> [GOAL OF THE EXERCISE]:
Your task is to transcribe the records exactly, skipping every image.

> [GIVEN DATA]:

* * * * * * * * *

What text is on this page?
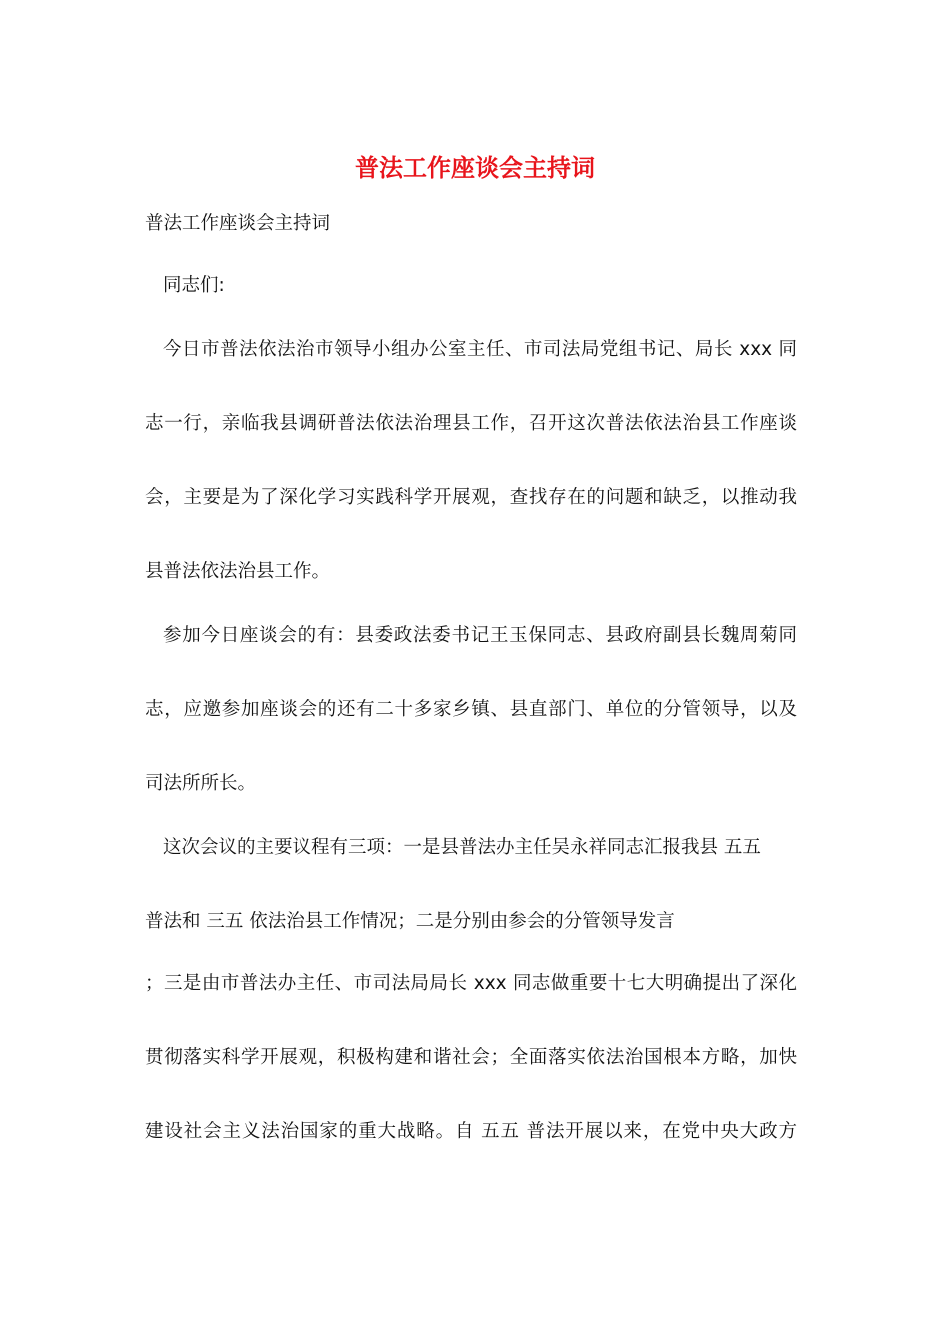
普法工作座谈会主持词

普法工作座谈会主持词

同志们:

今日市普法依法治市领导小组办公室主任、市司法局党组书记、局长 xxx 同

志一行，亲临我县调研普法依法治理县工作，召开这次普法依法治县工作座谈

会，主要是为了深化学习实践科学开展观，查找存在的问题和缺乏，以推动我

县普法依法治县工作。

参加今日座谈会的有：县委政法委书记王玉保同志、县政府副县长魏周菊同

志，应邀参加座谈会的还有二十多家乡镇、县直部门、单位的分管领导，以及

司法所所长。

这次会议的主要议程有三项：一是县普法办主任吴永祥同志汇报我县 五五

普法和 三五 依法治县工作情况；二是分别由参会的分管领导发言

；三是由市普法办主任、市司法局局长 xxx 同志做重要十七大明确提出了深化

贯彻落实科学开展观，积极构建和谐社会；全面落实依法治国根本方略，加快

建设社会主义法治国家的重大战略。自 五五 普法开展以来，在党中央大政方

* * * * * * * * *

> [SOLUTION]:
What text is on this page?
普法工作座谈会主持词

普法工作座谈会主持词

同志们:

今日市普法依法治市领导小组办公室主任、市司法局党组书记、局长 xxx 同

志一行，亲临我县调研普法依法治理县工作，召开这次普法依法治县工作座谈

会，主要是为了深化学习实践科学开展观，查找存在的问题和缺乏，以推动我

县普法依法治县工作。

参加今日座谈会的有：县委政法委书记王玉保同志、县政府副县长魏周菊同

志，应邀参加座谈会的还有二十多家乡镇、县直部门、单位的分管领导，以及

司法所所长。

这次会议的主要议程有三项：一是县普法办主任吴永祥同志汇报我县 五五

普法和 三五 依法治县工作情况；二是分别由参会的分管领导发言

；三是由市普法办主任、市司法局局长 xxx 同志做重要十七大明确提出了深化

贯彻落实科学开展观，积极构建和谐社会；全面落实依法治国根本方略，加快

建设社会主义法治国家的重大战略。自 五五 普法开展以来，在党中央大政方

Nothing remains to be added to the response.